— Start of SOURCE —

Using collections in functional style

Let us now review some of the most common “utility methods” in the collection classes.

You can also revisit Chapter 6.2 of the CS-A1110 Programming 1 course.

For the programming assignments, the following methods may also prove useful:

  • splitAt

  • keys

  • filter

  • toSet

  • toMap

  • toVector

  • indexWhere

  • take

  • filterKeys

  • min and max

To study these and the collection classes further, please see

Let us proceed to review some of the utility methods with examples.

forall

Checks if all the elements in a collection satisfy a predicate (recall that a predicate is a function whose range is Boolean). For instance, we can test whether none of the elements in a set is divisible by 4:

scala> val s = Set(2,5,7,11,12)
val s: Set[Int] = HashSet(5, 2, 12, 7, 11)

scala> s.forall(_ % 4 != 0)
res: Boolean = false

Note that the order on which the predicate is applied to the elements is not necessarily “the intuitive one” and that the predicate is not necessarily applied to all the elements:

scala> val s = Set(12,2,5,7,11)
val s: Set[Int] = HashSet(5, 2, 12, 7, 11)

scala> s.forall(e => {println(e); e % 4 != 0})
5
2
12
res: Boolean = false

This matters if the predicate has side effects: the result can be very difficult to understand in case something unexpected happens!

— End of SOURCE —
— Start of MATERIAL SHOWN —

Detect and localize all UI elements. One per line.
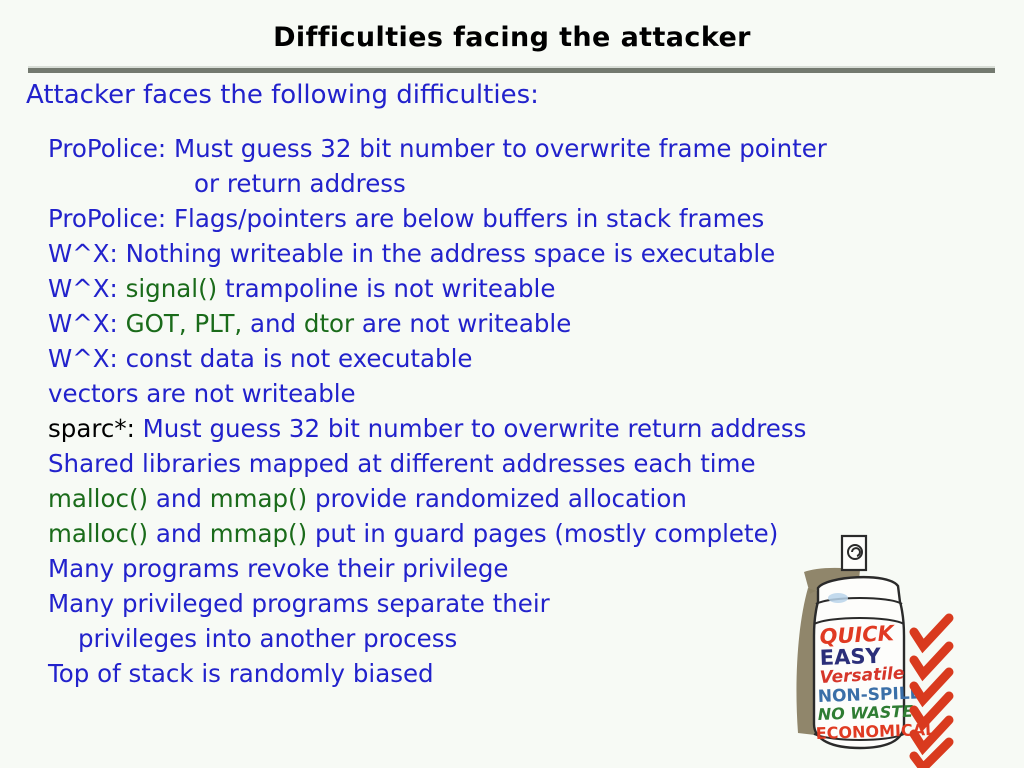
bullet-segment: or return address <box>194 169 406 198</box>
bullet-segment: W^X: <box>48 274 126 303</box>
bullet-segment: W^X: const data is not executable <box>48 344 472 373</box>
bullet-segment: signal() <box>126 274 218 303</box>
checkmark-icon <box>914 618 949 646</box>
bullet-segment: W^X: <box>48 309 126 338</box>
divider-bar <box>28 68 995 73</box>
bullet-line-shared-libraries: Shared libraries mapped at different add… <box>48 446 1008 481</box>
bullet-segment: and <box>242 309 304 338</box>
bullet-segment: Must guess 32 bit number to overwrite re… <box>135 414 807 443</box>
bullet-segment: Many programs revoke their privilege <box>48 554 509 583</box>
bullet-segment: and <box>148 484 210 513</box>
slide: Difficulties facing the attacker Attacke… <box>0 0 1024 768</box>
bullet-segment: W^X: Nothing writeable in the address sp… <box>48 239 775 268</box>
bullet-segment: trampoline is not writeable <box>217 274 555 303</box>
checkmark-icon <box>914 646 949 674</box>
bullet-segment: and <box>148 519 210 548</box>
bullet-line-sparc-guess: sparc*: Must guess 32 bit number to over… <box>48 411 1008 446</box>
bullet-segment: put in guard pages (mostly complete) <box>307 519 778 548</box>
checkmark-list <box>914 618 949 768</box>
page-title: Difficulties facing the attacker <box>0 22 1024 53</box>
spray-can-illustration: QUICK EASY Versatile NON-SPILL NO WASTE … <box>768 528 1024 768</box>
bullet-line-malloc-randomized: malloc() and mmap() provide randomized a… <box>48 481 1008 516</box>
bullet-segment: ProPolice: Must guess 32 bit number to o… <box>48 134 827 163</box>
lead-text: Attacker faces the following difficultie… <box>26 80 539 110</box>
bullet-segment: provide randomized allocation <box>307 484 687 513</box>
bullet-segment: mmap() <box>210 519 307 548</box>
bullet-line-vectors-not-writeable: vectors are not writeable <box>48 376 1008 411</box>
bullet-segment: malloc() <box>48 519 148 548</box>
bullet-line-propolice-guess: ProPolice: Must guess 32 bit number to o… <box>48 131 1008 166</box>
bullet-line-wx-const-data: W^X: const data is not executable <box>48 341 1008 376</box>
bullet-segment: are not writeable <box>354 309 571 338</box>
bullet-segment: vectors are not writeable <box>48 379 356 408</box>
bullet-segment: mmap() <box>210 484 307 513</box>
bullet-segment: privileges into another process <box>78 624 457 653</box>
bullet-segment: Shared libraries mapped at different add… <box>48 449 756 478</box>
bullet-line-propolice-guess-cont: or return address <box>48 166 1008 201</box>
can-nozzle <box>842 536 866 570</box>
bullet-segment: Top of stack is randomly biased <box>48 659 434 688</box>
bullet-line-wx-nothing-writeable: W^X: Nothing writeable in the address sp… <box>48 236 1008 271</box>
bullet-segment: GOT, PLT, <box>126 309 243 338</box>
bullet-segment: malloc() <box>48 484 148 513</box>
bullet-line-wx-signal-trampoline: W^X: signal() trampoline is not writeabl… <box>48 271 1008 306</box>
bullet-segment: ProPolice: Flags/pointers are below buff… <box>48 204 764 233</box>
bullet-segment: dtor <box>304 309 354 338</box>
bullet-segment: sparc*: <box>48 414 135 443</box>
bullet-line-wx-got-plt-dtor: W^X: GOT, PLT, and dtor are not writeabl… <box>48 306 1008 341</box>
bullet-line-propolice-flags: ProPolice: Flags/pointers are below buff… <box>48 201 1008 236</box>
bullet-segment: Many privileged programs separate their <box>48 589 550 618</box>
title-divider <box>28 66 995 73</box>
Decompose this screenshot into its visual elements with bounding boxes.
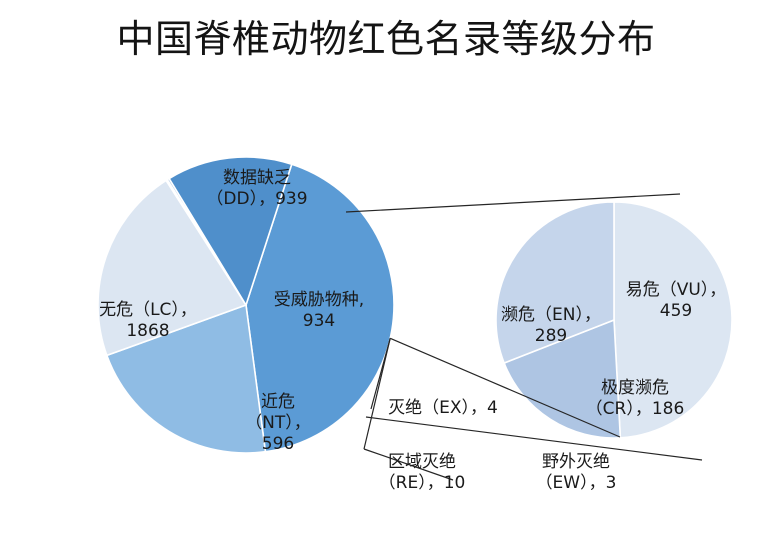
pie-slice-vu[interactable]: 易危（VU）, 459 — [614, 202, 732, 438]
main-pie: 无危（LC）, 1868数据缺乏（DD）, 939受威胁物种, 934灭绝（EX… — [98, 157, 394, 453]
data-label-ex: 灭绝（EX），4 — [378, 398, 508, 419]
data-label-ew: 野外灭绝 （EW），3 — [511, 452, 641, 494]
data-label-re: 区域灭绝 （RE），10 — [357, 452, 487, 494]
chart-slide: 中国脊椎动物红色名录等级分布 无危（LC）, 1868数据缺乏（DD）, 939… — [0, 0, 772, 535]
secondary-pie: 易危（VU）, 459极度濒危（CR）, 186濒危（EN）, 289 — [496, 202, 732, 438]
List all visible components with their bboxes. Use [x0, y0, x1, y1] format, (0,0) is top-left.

— End of MATERIAL SHOWN —

_EXERCISES_
[a] In the collections text, what does forall check?
[b] Please continue the collections text, picking up after its final sentence.
The entries are separate material, apart from the collections text.

_RESULTS FOR EACH TASK_
[a] Whether all the elements in a collection satisfy a predicate.

[b]
foreach

This method applies the argument function to all the elements in a collection. The return values of the function evaluations are ignored. As an example

scala> val points = Map("40355T"->30, "346823"->70, "826822"->65)
points: Map[String,Int] = Map(40355T -> 30, 346823 -> 70, 826822 -> 65)

scala> points.foreach((id,score) => println(s"Student ${id} " + (if score > 50 then "passed" else "did not pass")))

Student '40355T' did not pass
Student '346823' passed
Student '826822' passed

Observe that the parameter x of the anonymous function is of type Tuple2[String,Int], that is, a (key,value) -pair. If you want to consider only keys or values of a Map, take a look at the keys and values methods. For example:

scala> val avgPoints = points.values.sum / points.size
avgPoints: Int = 55

map

This is one of the most commonly used utility methods that transforms a collection into another by applying the function given as parameter to each element in the collection. There is no requirement for the domain and range types of the function to be the same; for example,

scala> val names = Seq("Turing", "Godel", "Shannon", "Shamir")
names: Seq[String] = List(Turing, Godel, Shannon, Shamir)

scala> val lengths = names.map(name => name.length)
lengths: Seq[Int] = List(6, 5, 7, 6)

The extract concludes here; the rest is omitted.